■ **Records shown**
————
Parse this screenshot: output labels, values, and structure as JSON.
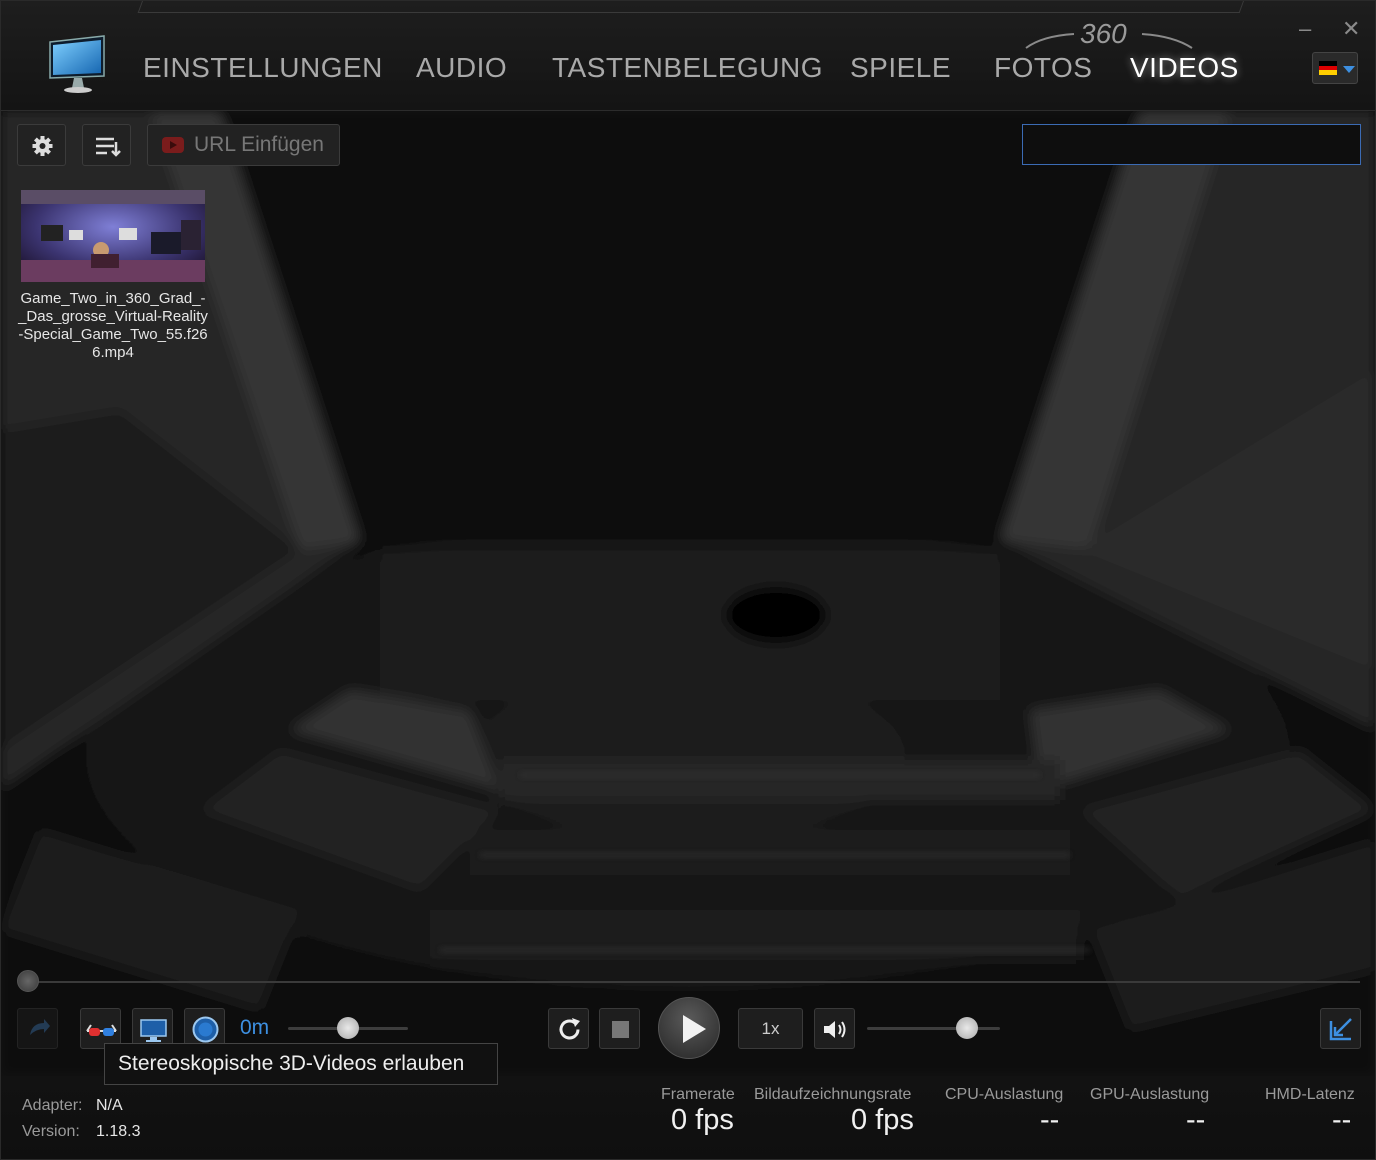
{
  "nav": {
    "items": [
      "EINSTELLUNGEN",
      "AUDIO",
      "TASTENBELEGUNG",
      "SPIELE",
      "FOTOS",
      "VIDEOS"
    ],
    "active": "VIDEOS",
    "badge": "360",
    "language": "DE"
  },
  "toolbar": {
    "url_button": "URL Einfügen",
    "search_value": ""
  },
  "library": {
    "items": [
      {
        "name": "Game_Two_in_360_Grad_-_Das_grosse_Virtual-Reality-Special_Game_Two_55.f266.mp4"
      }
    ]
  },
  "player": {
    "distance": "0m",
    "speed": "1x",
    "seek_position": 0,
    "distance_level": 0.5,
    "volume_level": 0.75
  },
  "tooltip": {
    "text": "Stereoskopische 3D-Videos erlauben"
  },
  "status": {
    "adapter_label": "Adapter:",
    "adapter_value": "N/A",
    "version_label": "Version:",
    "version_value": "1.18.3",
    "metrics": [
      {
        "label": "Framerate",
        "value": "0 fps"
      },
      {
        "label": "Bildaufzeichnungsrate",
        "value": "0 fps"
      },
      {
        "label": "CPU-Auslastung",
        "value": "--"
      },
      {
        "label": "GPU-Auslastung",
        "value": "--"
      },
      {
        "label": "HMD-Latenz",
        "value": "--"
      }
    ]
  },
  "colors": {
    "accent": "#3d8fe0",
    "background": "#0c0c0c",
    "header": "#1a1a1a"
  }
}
————
■ **Exercise**
Output every entry verbatim. Pictures do not belong in the copy.

■ **Written solution**
Parse this screenshot: output labels, values, and structure as JSON.
{
  "nav": {
    "items": [
      "EINSTELLUNGEN",
      "AUDIO",
      "TASTENBELEGUNG",
      "SPIELE",
      "FOTOS",
      "VIDEOS"
    ],
    "active": "VIDEOS",
    "badge": "360",
    "language": "DE"
  },
  "toolbar": {
    "url_button": "URL Einfügen",
    "search_value": ""
  },
  "library": {
    "items": [
      {
        "name": "Game_Two_in_360_Grad_-_Das_grosse_Virtual-Reality-Special_Game_Two_55.f266.mp4"
      }
    ]
  },
  "player": {
    "distance": "0m",
    "speed": "1x",
    "seek_position": 0,
    "distance_level": 0.5,
    "volume_level": 0.75
  },
  "tooltip": {
    "text": "Stereoskopische 3D-Videos erlauben"
  },
  "status": {
    "adapter_label": "Adapter:",
    "adapter_value": "N/A",
    "version_label": "Version:",
    "version_value": "1.18.3",
    "metrics": [
      {
        "label": "Framerate",
        "value": "0 fps"
      },
      {
        "label": "Bildaufzeichnungsrate",
        "value": "0 fps"
      },
      {
        "label": "CPU-Auslastung",
        "value": "--"
      },
      {
        "label": "GPU-Auslastung",
        "value": "--"
      },
      {
        "label": "HMD-Latenz",
        "value": "--"
      }
    ]
  },
  "colors": {
    "accent": "#3d8fe0",
    "background": "#0c0c0c",
    "header": "#1a1a1a"
  }
}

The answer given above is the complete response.